* TO-DO LIST
• 1. Reproduce the stretch of the i915 patch thread from "[Intel-gfx] [PATCH 24/46]" through "i915_gem_suspend(struct drm_i915_private *i915)".
• 2. Carry on the i915 patch thread from its final line.

:: EXCERPT PROVIDED

[Intel-gfx] [PATCH 24/46] drm/i915: Do a synchronous switch-to-kernel-context on idling

Thu Feb 21 22:53:41 UTC 2019

On 2/21/19 1:42 PM, Chris Wilson wrote:
> Quoting Daniele Ceraolo Spurio (2019-02-21 21:31:45)
>>
>>
>> On 2/21/19 1:17 PM, Chris Wilson wrote:
>>> Quoting Daniele Ceraolo Spurio (2019-02-21 19:48:01)
>>>>
>>>> <snip>
>>>>
>>>>> @@ -4481,19 +4471,7 @@ int i915_gem_suspend(struct drm_i915_private *i915)
>>>>>          * state. Fortunately, the kernel_context is disposable and we do
>>>>>          * not rely on its state.
>>>>>          */
>>>>> -     if (!i915_terminally_wedged(&i915->gpu_error)) {
>>>>> -             ret = i915_gem_switch_to_kernel_context(i915);
>>>>> -             if (ret)
>>>>> -                     goto err_unlock;
>>>>> -
>>>>> -             ret = i915_gem_wait_for_idle(i915,
>>>>> -                                          I915_WAIT_INTERRUPTIBLE |
>>>>> -                                          I915_WAIT_LOCKED |
>>>>> -                                          I915_WAIT_FOR_IDLE_BOOST,
>>>>> -                                          HZ / 5);
>>>>> -             if (ret == -EINTR)

::::
:: MATERIAL PROVIDED

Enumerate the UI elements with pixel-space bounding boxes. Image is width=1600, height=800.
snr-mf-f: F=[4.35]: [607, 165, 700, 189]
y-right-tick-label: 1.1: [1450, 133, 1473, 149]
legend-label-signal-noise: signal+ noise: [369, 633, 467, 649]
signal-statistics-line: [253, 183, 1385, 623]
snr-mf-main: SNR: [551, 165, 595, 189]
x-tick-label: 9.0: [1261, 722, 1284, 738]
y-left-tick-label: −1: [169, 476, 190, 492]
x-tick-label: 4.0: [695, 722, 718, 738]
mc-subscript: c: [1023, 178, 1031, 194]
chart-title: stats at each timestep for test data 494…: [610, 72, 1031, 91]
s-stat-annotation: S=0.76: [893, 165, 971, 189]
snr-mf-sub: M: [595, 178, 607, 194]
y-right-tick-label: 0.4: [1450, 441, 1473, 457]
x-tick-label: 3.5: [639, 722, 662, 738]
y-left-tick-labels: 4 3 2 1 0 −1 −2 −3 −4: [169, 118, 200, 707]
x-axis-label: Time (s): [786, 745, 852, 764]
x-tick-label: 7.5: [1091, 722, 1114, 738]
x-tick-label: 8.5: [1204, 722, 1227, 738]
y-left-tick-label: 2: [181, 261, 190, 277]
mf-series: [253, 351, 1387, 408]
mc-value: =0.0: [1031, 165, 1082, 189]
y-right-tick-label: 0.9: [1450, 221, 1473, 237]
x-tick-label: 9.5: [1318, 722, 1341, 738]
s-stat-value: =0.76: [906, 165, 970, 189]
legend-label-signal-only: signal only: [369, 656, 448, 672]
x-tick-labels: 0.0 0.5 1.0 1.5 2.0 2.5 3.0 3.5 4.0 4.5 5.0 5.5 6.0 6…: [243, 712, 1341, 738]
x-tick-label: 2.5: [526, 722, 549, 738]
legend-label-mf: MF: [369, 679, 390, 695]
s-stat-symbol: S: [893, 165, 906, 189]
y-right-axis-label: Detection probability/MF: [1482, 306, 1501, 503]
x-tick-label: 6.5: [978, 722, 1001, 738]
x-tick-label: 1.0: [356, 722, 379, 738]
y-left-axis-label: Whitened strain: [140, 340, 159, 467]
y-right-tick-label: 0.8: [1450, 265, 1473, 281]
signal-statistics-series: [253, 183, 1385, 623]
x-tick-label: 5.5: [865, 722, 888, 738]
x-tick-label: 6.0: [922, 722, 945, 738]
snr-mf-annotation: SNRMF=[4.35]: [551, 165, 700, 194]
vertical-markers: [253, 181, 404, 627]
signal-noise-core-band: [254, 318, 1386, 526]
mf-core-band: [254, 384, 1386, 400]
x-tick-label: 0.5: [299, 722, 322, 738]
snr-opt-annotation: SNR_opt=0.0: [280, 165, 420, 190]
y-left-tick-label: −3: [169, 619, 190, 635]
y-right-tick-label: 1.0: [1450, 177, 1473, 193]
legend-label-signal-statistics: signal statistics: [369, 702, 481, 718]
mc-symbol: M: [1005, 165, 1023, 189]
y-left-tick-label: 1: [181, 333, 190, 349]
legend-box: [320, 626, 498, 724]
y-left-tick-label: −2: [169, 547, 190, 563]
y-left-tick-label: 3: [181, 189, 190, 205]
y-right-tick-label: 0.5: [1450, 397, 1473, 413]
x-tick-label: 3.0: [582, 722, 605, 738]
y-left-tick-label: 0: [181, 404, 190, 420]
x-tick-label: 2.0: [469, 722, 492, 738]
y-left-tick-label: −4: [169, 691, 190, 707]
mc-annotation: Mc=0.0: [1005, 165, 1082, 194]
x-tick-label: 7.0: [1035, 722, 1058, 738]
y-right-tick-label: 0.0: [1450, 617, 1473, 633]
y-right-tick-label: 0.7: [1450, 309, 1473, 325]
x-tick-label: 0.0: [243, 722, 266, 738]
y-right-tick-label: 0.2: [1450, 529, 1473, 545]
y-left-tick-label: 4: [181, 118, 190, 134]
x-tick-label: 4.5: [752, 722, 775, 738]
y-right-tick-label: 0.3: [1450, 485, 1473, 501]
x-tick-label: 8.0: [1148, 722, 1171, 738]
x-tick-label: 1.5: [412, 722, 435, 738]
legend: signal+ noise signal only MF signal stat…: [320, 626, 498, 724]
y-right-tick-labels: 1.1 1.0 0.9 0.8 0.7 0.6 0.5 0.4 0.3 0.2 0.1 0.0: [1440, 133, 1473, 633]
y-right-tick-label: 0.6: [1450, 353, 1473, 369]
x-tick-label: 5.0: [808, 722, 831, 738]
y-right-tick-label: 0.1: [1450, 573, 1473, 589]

::::

* FINAL ANSWERS
• 1.
[Intel-gfx] [PATCH 24/46] drm/i915: Do a synchronous switch-to-kernel-context on idling

Thu Feb 21 22:53:41 UTC 2019

On 2/21/19 1:42 PM, Chris Wilson wrote:
> Quoting Daniele Ceraolo Spurio (2019-02-21 21:31:45)
>>
>>
>> On 2/21/19 1:17 PM, Chris Wilson wrote:
>>> Quoting Daniele Ceraolo Spurio (2019-02-21 19:48:01)
>>>>
>>>> <snip>
>>>>
>>>>> @@ -4481,19 +4471,7 @@ int i915_gem_suspend(struct drm_i915_private *i915)

• 2.
>>>>> -                     goto err_unlock;
>>>>> -
>>>>> +     if (!switch_to_kernel_context_sync(i915)) { >                   /* Forcibly cancel outstanding work and leave the gpu quiet. */
>>>>>                 i915_gem_set_wedged(i915);
>>>>>         }
>>>>
>>>> GuC-related question: what's your expectation here in regards to GuC
>>>> status? The current i915 flow expect either uc_reset_prepare() or
>>>> uc_suspend() to be called to clean up the guc status, but we're calling
>>>> neither of them here if the switch is successful. Do you expect the
>>>> resume code to always blank out the GuC status before a reload?
>>>
>>> (A few patches later on I propose that we always just do a reset+wedge
>>> on suspend in lieu of hangcheck.)
>>>
>>> On resume, we have to bring the HW up from scratch and do another reset
>>> in the process. Some platforms have been known to survive the trips to
>>> PCI_D3 (someone is lying!) and so we _have_ to do a reset to be sure we
>>> clear the HW state. I expect we would need to force a reset on resume
>>> even for the guc, to be sure we cover all cases such as kexec.
>>> -Chris
>>>
>> More than about the HW state, my question here was about the SW
>> tracking. At which point do we go and stop guc communication and mark
>> guc as not loaded/accessible? e.g. we need to disable and re-enable CT
>> buffers before GuC is reset/suspended to make sure the shared memory
>> area is cleaned correctly (we currently avoid memsetting all of it on
>> reload since it is quite big). Also, communication with GuC is going to
>> increase going forward, so we'll need to make sure we accurately track
>> its state and do all the relevant cleanups.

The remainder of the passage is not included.